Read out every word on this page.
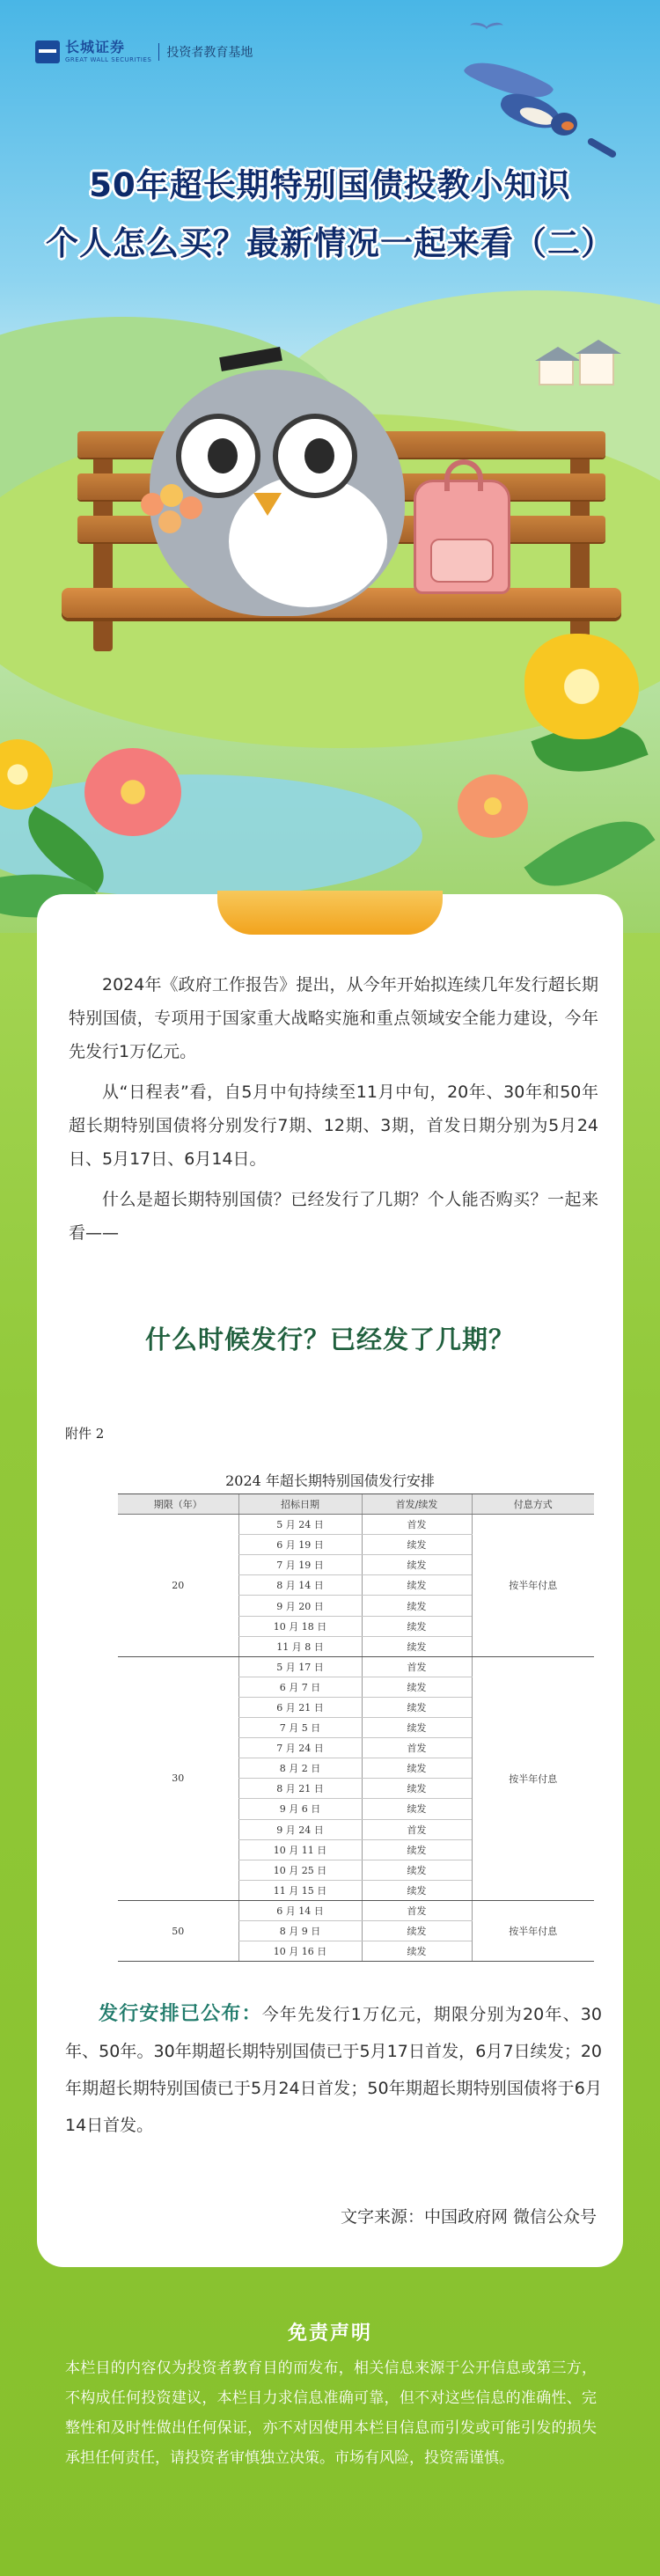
长城证券
GREAT WALL SECURITIES 投资者教育基地
50年超长期特别国债投教小知识
个人怎么买？最新情况一起来看（二）

2024年《政府工作报告》提出，从今年开始拟连续几年发行超长期特别国债，专项用于国家重大战略实施和重点领域安全能力建设，今年先发行1万亿元。

从“日程表”看，自5月中旬持续至11月中旬，20年、30年和50年超长期特别国债将分别发行7期、12期、3期，首发日期分别为5月24日、5月17日、6月14日。

什么是超长期特别国债？已经发行了几期？个人能否购买？一起来看——

什么时候发行？已经发了几期？
附件 2
2024 年超长期特别国债发行安排
期限（年）	招标日期	首发/续发	付息方式
20	5 月 24 日	首发	按半年付息
	6 月 19 日	续发	
	7 月 19 日	续发	
	8 月 14 日	续发	
	9 月 20 日	续发	
	10 月 18 日	续发	
	11 月 8 日	续发	
30	5 月 17 日	首发	按半年付息
	6 月 7 日	续发	
	6 月 21 日	续发	
	7 月 5 日	续发	
	7 月 24 日	首发	
	8 月 2 日	续发	
	8 月 21 日	续发	
	9 月 6 日	续发	
	9 月 24 日	首发	
	10 月 11 日	续发	
	10 月 25 日	续发	
	11 月 15 日	续发	
50	6 月 14 日	首发	按半年付息
	8 月 9 日	续发	
	10 月 16 日	续发	
发行安排已公布：今年先发行1万亿元，期限分别为20年、30年、50年。30年期超长期特别国债已于5月17日首发，6月7日续发；20年期超长期特别国债已于5月24日首发；50年期超长期特别国债将于6月14日首发。
文字来源：中国政府网 微信公众号
免责声明
本栏目的内容仅为投资者教育目的而发布，相关信息来源于公开信息或第三方，不构成任何投资建议，本栏目力求信息准确可靠，但不对这些信息的准确性、完整性和及时性做出任何保证，亦不对因使用本栏目信息而引发或可能引发的损失承担任何责任，请投资者审慎独立决策。市场有风险，投资需谨慎。
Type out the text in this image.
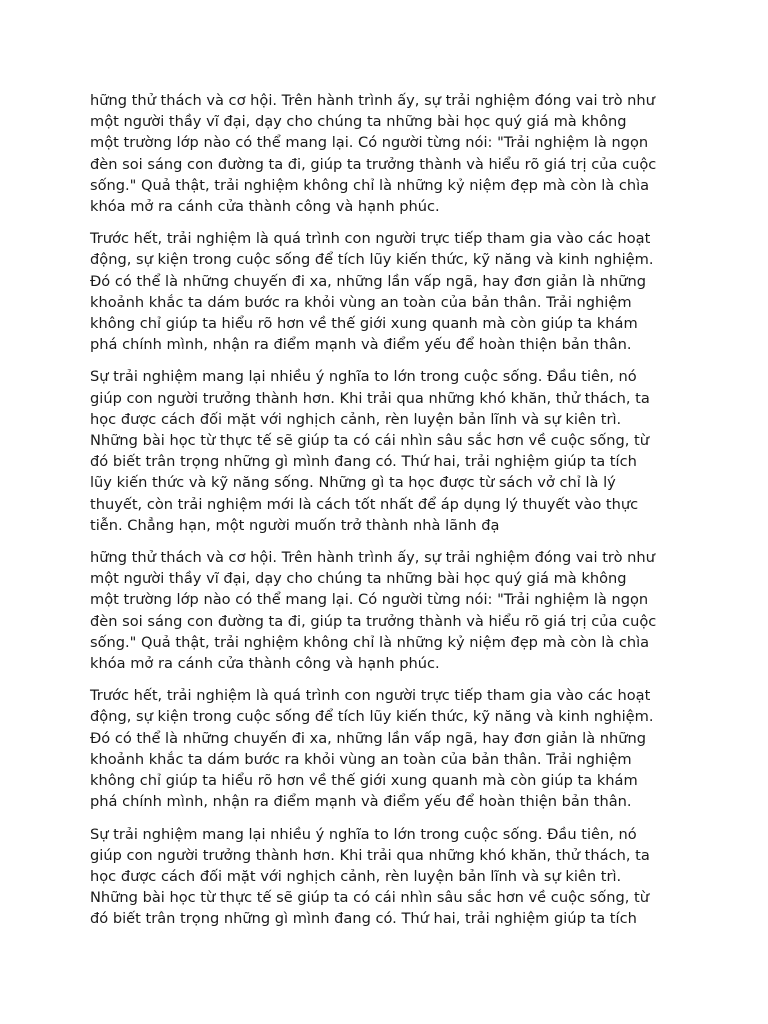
hững thử thách và cơ hội. Trên hành trình ấy, sự trải nghiệm đóng vai trò như
một người thầy vĩ đại, dạy cho chúng ta những bài học quý giá mà không
một trường lớp nào có thể mang lại. Có người từng nói: "Trải nghiệm là ngọn
đèn soi sáng con đường ta đi, giúp ta trưởng thành và hiểu rõ giá trị của cuộc
sống." Quả thật, trải nghiệm không chỉ là những kỷ niệm đẹp mà còn là chìa
khóa mở ra cánh cửa thành công và hạnh phúc.

Trước hết, trải nghiệm là quá trình con người trực tiếp tham gia vào các hoạt
động, sự kiện trong cuộc sống để tích lũy kiến thức, kỹ năng và kinh nghiệm.
Đó có thể là những chuyến đi xa, những lần vấp ngã, hay đơn giản là những
khoảnh khắc ta dám bước ra khỏi vùng an toàn của bản thân. Trải nghiệm
không chỉ giúp ta hiểu rõ hơn về thế giới xung quanh mà còn giúp ta khám
phá chính mình, nhận ra điểm mạnh và điểm yếu để hoàn thiện bản thân.

Sự trải nghiệm mang lại nhiều ý nghĩa to lớn trong cuộc sống. Đầu tiên, nó
giúp con người trưởng thành hơn. Khi trải qua những khó khăn, thử thách, ta
học được cách đối mặt với nghịch cảnh, rèn luyện bản lĩnh và sự kiên trì.
Những bài học từ thực tế sẽ giúp ta có cái nhìn sâu sắc hơn về cuộc sống, từ
đó biết trân trọng những gì mình đang có. Thứ hai, trải nghiệm giúp ta tích
lũy kiến thức và kỹ năng sống. Những gì ta học được từ sách vở chỉ là lý
thuyết, còn trải nghiệm mới là cách tốt nhất để áp dụng lý thuyết vào thực
tiễn. Chẳng hạn, một người muốn trở thành nhà lãnh đạ

hững thử thách và cơ hội. Trên hành trình ấy, sự trải nghiệm đóng vai trò như
một người thầy vĩ đại, dạy cho chúng ta những bài học quý giá mà không
một trường lớp nào có thể mang lại. Có người từng nói: "Trải nghiệm là ngọn
đèn soi sáng con đường ta đi, giúp ta trưởng thành và hiểu rõ giá trị của cuộc
sống." Quả thật, trải nghiệm không chỉ là những kỷ niệm đẹp mà còn là chìa
khóa mở ra cánh cửa thành công và hạnh phúc.

Trước hết, trải nghiệm là quá trình con người trực tiếp tham gia vào các hoạt
động, sự kiện trong cuộc sống để tích lũy kiến thức, kỹ năng và kinh nghiệm.
Đó có thể là những chuyến đi xa, những lần vấp ngã, hay đơn giản là những
khoảnh khắc ta dám bước ra khỏi vùng an toàn của bản thân. Trải nghiệm
không chỉ giúp ta hiểu rõ hơn về thế giới xung quanh mà còn giúp ta khám
phá chính mình, nhận ra điểm mạnh và điểm yếu để hoàn thiện bản thân.

Sự trải nghiệm mang lại nhiều ý nghĩa to lớn trong cuộc sống. Đầu tiên, nó
giúp con người trưởng thành hơn. Khi trải qua những khó khăn, thử thách, ta
học được cách đối mặt với nghịch cảnh, rèn luyện bản lĩnh và sự kiên trì.
Những bài học từ thực tế sẽ giúp ta có cái nhìn sâu sắc hơn về cuộc sống, từ
đó biết trân trọng những gì mình đang có. Thứ hai, trải nghiệm giúp ta tích
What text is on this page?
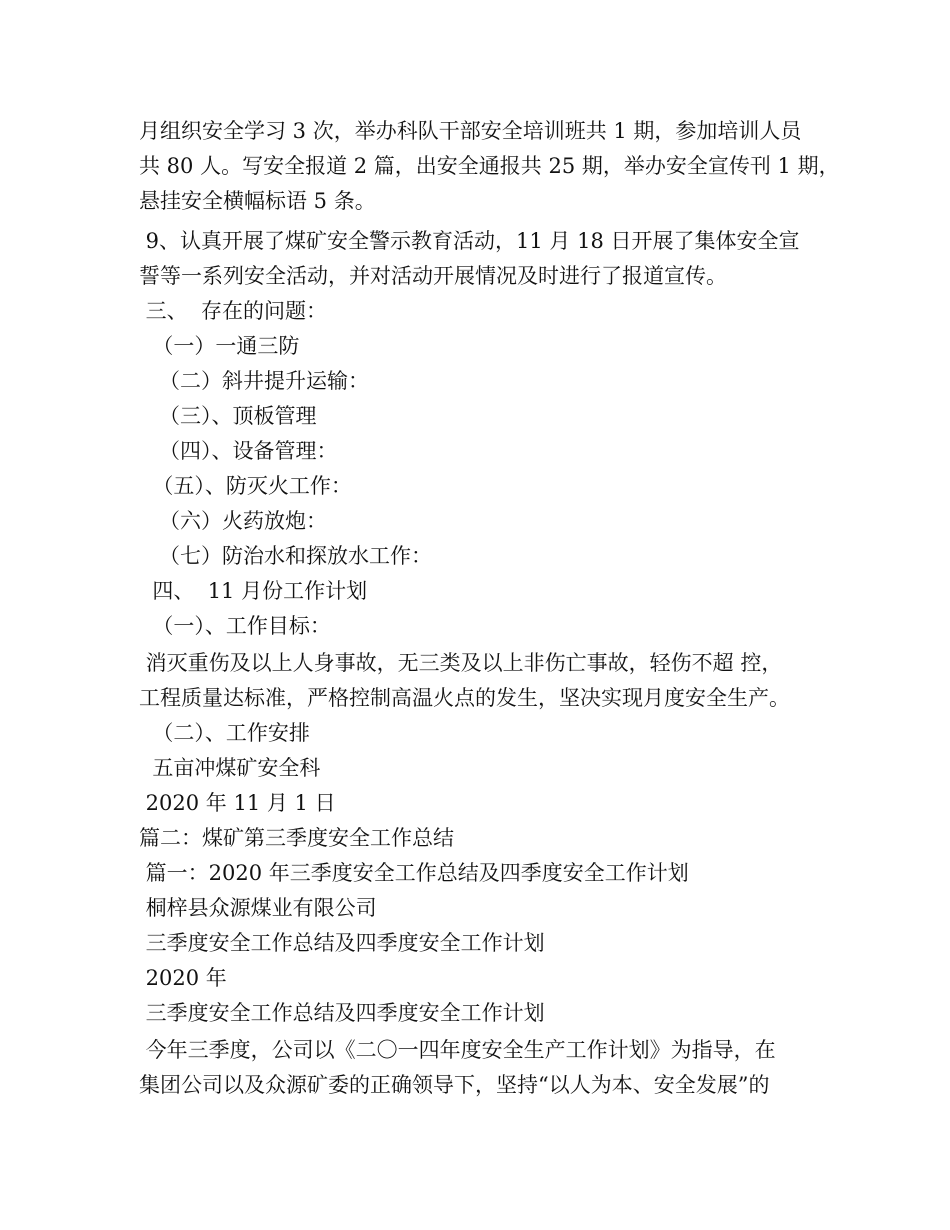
月组织安全学习 3 次，举办科队干部安全培训班共 1 期，参加培训人员

共 80 人。写安全报道 2 篇，出安全通报共 25 期，举办安全宣传刊 1 期，

悬挂安全横幅标语 5 条。

9、认真开展了煤矿安全警示教育活动，11 月 18 日开展了集体安全宣

誓等一系列安全活动，并对活动开展情况及时进行了报道宣传。

三、  存在的问题：

（一）一通三防

（二）斜井提升运输：

（三）、顶板管理

（四）、设备管理：

（五）、防灭火工作：

（六）火药放炮：

（七）防治水和探放水工作：

四、  11 月份工作计划

（一）、工作目标：

消灭重伤及以上人身事故，无三类及以上非伤亡事故，轻伤不超 控，

工程质量达标准，严格控制高温火点的发生，坚决实现月度安全生产。

（二）、工作安排

五亩冲煤矿安全科

2020 年 11 月 1 日

篇二：煤矿第三季度安全工作总结

篇一：2020 年三季度安全工作总结及四季度安全工作计划

桐梓县众源煤业有限公司

三季度安全工作总结及四季度安全工作计划

2020 年

三季度安全工作总结及四季度安全工作计划

今年三季度，公司以《二〇一四年度安全生产工作计划》为指导，在

集团公司以及众源矿委的正确领导下，坚持“以人为本、安全发展”的
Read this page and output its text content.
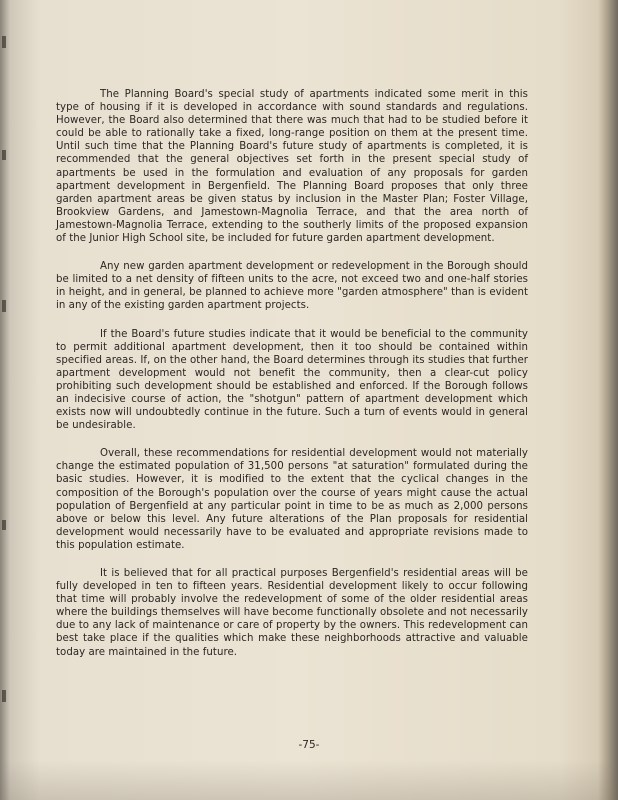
The Planning Board's special study of apartments indicated some merit in this type of housing if it is developed in accordance with sound standards and regulations. However, the Board also determined that there was much that had to be studied before it could be able to rationally take a fixed, long-range position on them at the present time. Until such time that the Planning Board's future study of apartments is completed, it is recommended that the general objectives set forth in the present special study of apartments be used in the formulation and evaluation of any proposals for garden apartment development in Bergenfield. The Planning Board proposes that only three garden apartment areas be given status by inclusion in the Master Plan; Foster Village, Brookview Gardens, and Jamestown-Magnolia Terrace, and that the area north of Jamestown-Magnolia Terrace, extending to the southerly limits of the proposed expansion of the Junior High School site, be included for future garden apartment development.

Any new garden apartment development or redevelopment in the Borough should be limited to a net density of fifteen units to the acre, not exceed two and one-half stories in height, and in general, be planned to achieve more "garden atmosphere" than is evident in any of the existing garden apartment projects.

If the Board's future studies indicate that it would be beneficial to the community to permit additional apartment development, then it too should be contained within specified areas. If, on the other hand, the Board determines through its studies that further apartment development would not benefit the community, then a clear-cut policy prohibiting such development should be established and enforced. If the Borough follows an indecisive course of action, the "shotgun" pattern of apartment development which exists now will undoubtedly continue in the future. Such a turn of events would in general be undesirable.

Overall, these recommendations for residential development would not materially change the estimated population of 31,500 persons "at saturation" formulated during the basic studies. However, it is modified to the extent that the cyclical changes in the composition of the Borough's population over the course of years might cause the actual population of Bergenfield at any particular point in time to be as much as 2,000 persons above or below this level. Any future alterations of the Plan proposals for residential development would necessarily have to be evaluated and appropriate revisions made to this population estimate.

It is believed that for all practical purposes Bergenfield's residential areas will be fully developed in ten to fifteen years. Residential development likely to occur following that time will probably involve the redevelopment of some of the older residential areas where the buildings themselves will have become functionally obsolete and not necessarily due to any lack of maintenance or care of property by the owners. This redevelopment can best take place if the qualities which make these neighborhoods attractive and valuable today are maintained in the future.

-75-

**Given request**: Find and copy each line above that includes the string "page".

**Written solution**:
Read out every word on this page.
What text is on this page?
Read this page and output its text content.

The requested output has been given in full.